Task objective: Extract and list every line that contains the word "text".

Saved entries:
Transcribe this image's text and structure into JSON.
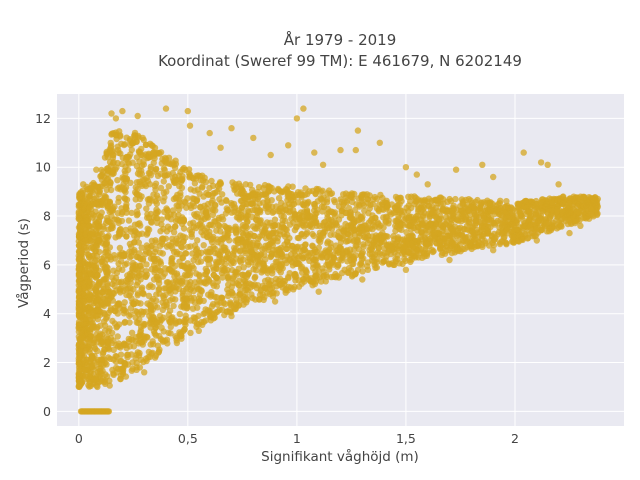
{
  "chart_data": {
    "type": "scatter",
    "title_line1": "År 1979 - 2019",
    "title_line2": "Koordinat (Sweref 99 TM): E 461679, N 6202149",
    "xlabel": "Signifikant våghöjd (m)",
    "ylabel": "Vågperiod (s)",
    "xlim": [
      -0.1,
      2.5
    ],
    "ylim": [
      -0.6,
      13.0
    ],
    "x_ticks": [
      0,
      0.5,
      1,
      1.5,
      2
    ],
    "x_tick_labels": [
      "0",
      "0,5",
      "1",
      "1,5",
      "2"
    ],
    "y_ticks": [
      0,
      2,
      4,
      6,
      8,
      10,
      12
    ],
    "y_tick_labels": [
      "0",
      "2",
      "4",
      "6",
      "8",
      "10",
      "12"
    ],
    "grid": true,
    "colors": {
      "marker": "#d4a520",
      "plot_background": "#e9e9f1",
      "grid": "#ffffff",
      "text": "#444444"
    },
    "series": [
      {
        "marker_opacity": 0.75,
        "envelope": [
          {
            "x": 0.0,
            "ymin": 1.0,
            "ymax": 8.9
          },
          {
            "x": 0.1,
            "ymin": 1.0,
            "ymax": 9.8
          },
          {
            "x": 0.15,
            "ymin": 1.0,
            "ymax": 11.5
          },
          {
            "x": 0.25,
            "ymin": 1.5,
            "ymax": 11.5
          },
          {
            "x": 0.4,
            "ymin": 2.6,
            "ymax": 10.5
          },
          {
            "x": 0.6,
            "ymin": 3.6,
            "ymax": 9.5
          },
          {
            "x": 0.8,
            "ymin": 4.4,
            "ymax": 9.3
          },
          {
            "x": 1.0,
            "ymin": 5.0,
            "ymax": 9.2
          },
          {
            "x": 1.2,
            "ymin": 5.4,
            "ymax": 9.0
          },
          {
            "x": 1.4,
            "ymin": 5.8,
            "ymax": 8.9
          },
          {
            "x": 1.6,
            "ymin": 6.3,
            "ymax": 8.8
          },
          {
            "x": 1.8,
            "ymin": 6.6,
            "ymax": 8.7
          },
          {
            "x": 2.0,
            "ymin": 6.9,
            "ymax": 8.6
          },
          {
            "x": 2.2,
            "ymin": 7.5,
            "ymax": 8.8
          },
          {
            "x": 2.38,
            "ymin": 8.0,
            "ymax": 8.8
          }
        ],
        "zero_period_points": {
          "x_range": [
            0.01,
            0.14
          ],
          "y": 0
        },
        "outliers": [
          {
            "x": 0.15,
            "y": 12.2
          },
          {
            "x": 0.17,
            "y": 12.0
          },
          {
            "x": 0.2,
            "y": 12.3
          },
          {
            "x": 0.27,
            "y": 12.1
          },
          {
            "x": 0.4,
            "y": 12.4
          },
          {
            "x": 0.5,
            "y": 12.3
          },
          {
            "x": 0.51,
            "y": 11.7
          },
          {
            "x": 0.6,
            "y": 11.4
          },
          {
            "x": 0.7,
            "y": 11.6
          },
          {
            "x": 0.8,
            "y": 11.2
          },
          {
            "x": 1.0,
            "y": 12.0
          },
          {
            "x": 1.03,
            "y": 12.4
          },
          {
            "x": 0.96,
            "y": 10.9
          },
          {
            "x": 1.08,
            "y": 10.6
          },
          {
            "x": 1.2,
            "y": 10.7
          },
          {
            "x": 1.28,
            "y": 11.5
          },
          {
            "x": 1.27,
            "y": 10.7
          },
          {
            "x": 1.38,
            "y": 11.0
          },
          {
            "x": 1.5,
            "y": 10.0
          },
          {
            "x": 1.55,
            "y": 9.7
          },
          {
            "x": 1.73,
            "y": 9.9
          },
          {
            "x": 1.85,
            "y": 10.1
          },
          {
            "x": 1.9,
            "y": 9.6
          },
          {
            "x": 2.04,
            "y": 10.6
          },
          {
            "x": 2.12,
            "y": 10.2
          },
          {
            "x": 2.15,
            "y": 10.1
          },
          {
            "x": 2.2,
            "y": 9.3
          },
          {
            "x": 2.3,
            "y": 8.7
          },
          {
            "x": 2.38,
            "y": 8.7
          },
          {
            "x": 2.35,
            "y": 8.3
          },
          {
            "x": 0.02,
            "y": 9.3
          },
          {
            "x": 0.04,
            "y": 9.1
          },
          {
            "x": 0.08,
            "y": 9.9
          },
          {
            "x": 0.12,
            "y": 10.4
          },
          {
            "x": 1.12,
            "y": 10.1
          },
          {
            "x": 0.88,
            "y": 10.5
          },
          {
            "x": 0.65,
            "y": 10.8
          },
          {
            "x": 1.6,
            "y": 9.3
          },
          {
            "x": 2.25,
            "y": 8.2
          },
          {
            "x": 0.3,
            "y": 1.6
          },
          {
            "x": 0.28,
            "y": 1.8
          },
          {
            "x": 0.35,
            "y": 2.2
          },
          {
            "x": 0.45,
            "y": 2.8
          },
          {
            "x": 0.55,
            "y": 3.3
          },
          {
            "x": 0.7,
            "y": 3.9
          },
          {
            "x": 0.9,
            "y": 4.5
          },
          {
            "x": 1.1,
            "y": 4.9
          },
          {
            "x": 1.3,
            "y": 5.4
          },
          {
            "x": 1.5,
            "y": 5.8
          },
          {
            "x": 1.7,
            "y": 6.2
          },
          {
            "x": 1.9,
            "y": 6.6
          },
          {
            "x": 2.1,
            "y": 7.0
          },
          {
            "x": 2.25,
            "y": 7.3
          },
          {
            "x": 2.3,
            "y": 7.6
          }
        ]
      }
    ]
  }
}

Exercise output:
Transcribe this image's text and structure into JSON.
      "text": "#444444"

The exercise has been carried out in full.